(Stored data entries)
——————————

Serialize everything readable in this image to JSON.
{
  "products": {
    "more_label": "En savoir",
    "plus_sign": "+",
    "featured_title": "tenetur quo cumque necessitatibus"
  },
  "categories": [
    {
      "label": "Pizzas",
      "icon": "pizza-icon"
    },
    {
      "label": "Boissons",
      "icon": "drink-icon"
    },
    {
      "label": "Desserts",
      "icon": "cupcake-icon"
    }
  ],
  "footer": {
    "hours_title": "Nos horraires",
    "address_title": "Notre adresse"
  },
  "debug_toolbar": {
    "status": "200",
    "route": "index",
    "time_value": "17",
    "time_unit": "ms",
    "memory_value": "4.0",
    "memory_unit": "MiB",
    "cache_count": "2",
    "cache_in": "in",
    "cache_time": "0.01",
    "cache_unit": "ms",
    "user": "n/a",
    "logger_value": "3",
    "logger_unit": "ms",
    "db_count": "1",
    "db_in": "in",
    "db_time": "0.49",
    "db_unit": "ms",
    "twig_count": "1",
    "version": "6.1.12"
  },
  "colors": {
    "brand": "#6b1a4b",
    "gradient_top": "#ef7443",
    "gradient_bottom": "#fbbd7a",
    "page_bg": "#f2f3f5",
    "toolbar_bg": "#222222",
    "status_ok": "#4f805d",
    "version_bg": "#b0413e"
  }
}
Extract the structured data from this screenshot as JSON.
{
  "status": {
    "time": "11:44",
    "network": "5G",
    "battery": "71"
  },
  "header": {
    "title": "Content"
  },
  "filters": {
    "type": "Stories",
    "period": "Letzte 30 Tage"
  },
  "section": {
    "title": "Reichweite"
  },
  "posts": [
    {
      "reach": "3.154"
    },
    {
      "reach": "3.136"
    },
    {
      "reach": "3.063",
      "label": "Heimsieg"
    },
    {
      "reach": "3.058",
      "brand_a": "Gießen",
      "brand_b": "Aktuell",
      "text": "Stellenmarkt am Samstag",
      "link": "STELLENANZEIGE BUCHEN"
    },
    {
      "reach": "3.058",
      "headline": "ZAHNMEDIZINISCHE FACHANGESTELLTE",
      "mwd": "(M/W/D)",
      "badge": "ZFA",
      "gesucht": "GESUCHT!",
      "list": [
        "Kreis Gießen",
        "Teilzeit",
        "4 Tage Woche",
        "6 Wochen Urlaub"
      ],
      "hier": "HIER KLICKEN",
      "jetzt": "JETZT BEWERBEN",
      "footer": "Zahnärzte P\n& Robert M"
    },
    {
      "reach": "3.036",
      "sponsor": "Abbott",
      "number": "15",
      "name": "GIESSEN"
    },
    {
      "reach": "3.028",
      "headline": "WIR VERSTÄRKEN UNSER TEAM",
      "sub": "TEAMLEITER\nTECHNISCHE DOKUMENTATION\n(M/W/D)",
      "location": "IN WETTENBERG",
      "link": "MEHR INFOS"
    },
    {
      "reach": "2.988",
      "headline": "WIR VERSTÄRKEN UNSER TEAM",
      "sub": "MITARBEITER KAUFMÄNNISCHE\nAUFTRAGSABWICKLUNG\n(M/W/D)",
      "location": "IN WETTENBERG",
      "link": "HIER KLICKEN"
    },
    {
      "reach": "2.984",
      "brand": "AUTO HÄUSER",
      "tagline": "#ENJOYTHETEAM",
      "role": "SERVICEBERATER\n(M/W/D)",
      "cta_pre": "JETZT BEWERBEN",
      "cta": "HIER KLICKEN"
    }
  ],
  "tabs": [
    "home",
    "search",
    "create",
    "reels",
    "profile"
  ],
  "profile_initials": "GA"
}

——————————

Objective - Print every entry exactly as it appears.

Expected output -
Serialize everything readable in this image to JSON.
{
  "products": {
    "more_label": "En savoir",
    "plus_sign": "+",
    "featured_title": "tenetur quo cumque necessitatibus"
  },
  "categories": [
    {
      "label": "Pizzas",
      "icon": "pizza-icon"
    },
    {
      "label": "Boissons",
      "icon": "drink-icon"
    },
    {
      "label": "Desserts",
      "icon": "cupcake-icon"
    }
  ],
  "footer": {
    "hours_title": "Nos horraires",
    "address_title": "Notre adresse"
  },
  "debug_toolbar": {
    "status": "200",
    "route": "index",
    "time_value": "17",
    "time_unit": "ms",
    "memory_value": "4.0",
    "memory_unit": "MiB",
    "cache_count": "2",
    "cache_in": "in",
    "cache_time": "0.01",
    "cache_unit": "ms",
    "user": "n/a",
    "logger_value": "3",
    "logger_unit": "ms",
    "db_count": "1",
    "db_in": "in",
    "db_time": "0.49",
    "db_unit": "ms",
    "twig_count": "1",
    "version": "6.1.12"
  },
  "colors": {
    "brand": "#6b1a4b",
    "gradient_top": "#ef7443",
    "gradient_bottom": "#fbbd7a",
    "page_bg": "#f2f3f5",
    "toolbar_bg": "#222222",
    "status_ok": "#4f805d",
    "version_bg": "#b0413e"
  }
}
Extract the structured data from this screenshot as JSON.
{
  "status": {
    "time": "11:44",
    "network": "5G",
    "battery": "71"
  },
  "header": {
    "title": "Content"
  },
  "filters": {
    "type": "Stories",
    "period": "Letzte 30 Tage"
  },
  "section": {
    "title": "Reichweite"
  },
  "posts": [
    {
      "reach": "3.154"
    },
    {
      "reach": "3.136"
    },
    {
      "reach": "3.063",
      "label": "Heimsieg"
    },
    {
      "reach": "3.058",
      "brand_a": "Gießen",
      "brand_b": "Aktuell",
      "text": "Stellenmarkt am Samstag",
      "link": "STELLENANZEIGE BUCHEN"
    },
    {
      "reach": "3.058",
      "headline": "ZAHNMEDIZINISCHE FACHANGESTELLTE",
      "mwd": "(M/W/D)",
      "badge": "ZFA",
      "gesucht": "GESUCHT!",
      "list": [
        "Kreis Gießen",
        "Teilzeit",
        "4 Tage Woche",
        "6 Wochen Urlaub"
      ],
      "hier": "HIER KLICKEN",
      "jetzt": "JETZT BEWERBEN",
      "footer": "Zahnärzte P\n& Robert M"
    },
    {
      "reach": "3.036",
      "sponsor": "Abbott",
      "number": "15",
      "name": "GIESSEN"
    },
    {
      "reach": "3.028",
      "headline": "WIR VERSTÄRKEN UNSER TEAM",
      "sub": "TEAMLEITER\nTECHNISCHE DOKUMENTATION\n(M/W/D)",
      "location": "IN WETTENBERG",
      "link": "MEHR INFOS"
    },
    {
      "reach": "2.988",
      "headline": "WIR VERSTÄRKEN UNSER TEAM",
      "sub": "MITARBEITER KAUFMÄNNISCHE\nAUFTRAGSABWICKLUNG\n(M/W/D)",
      "location": "IN WETTENBERG",
      "link": "HIER KLICKEN"
    },
    {
      "reach": "2.984",
      "brand": "AUTO HÄUSER",
      "tagline": "#ENJOYTHETEAM",
      "role": "SERVICEBERATER\n(M/W/D)",
      "cta_pre": "JETZT BEWERBEN",
      "cta": "HIER KLICKEN"
    }
  ],
  "tabs": [
    "home",
    "search",
    "create",
    "reels",
    "profile"
  ],
  "profile_initials": "GA"
}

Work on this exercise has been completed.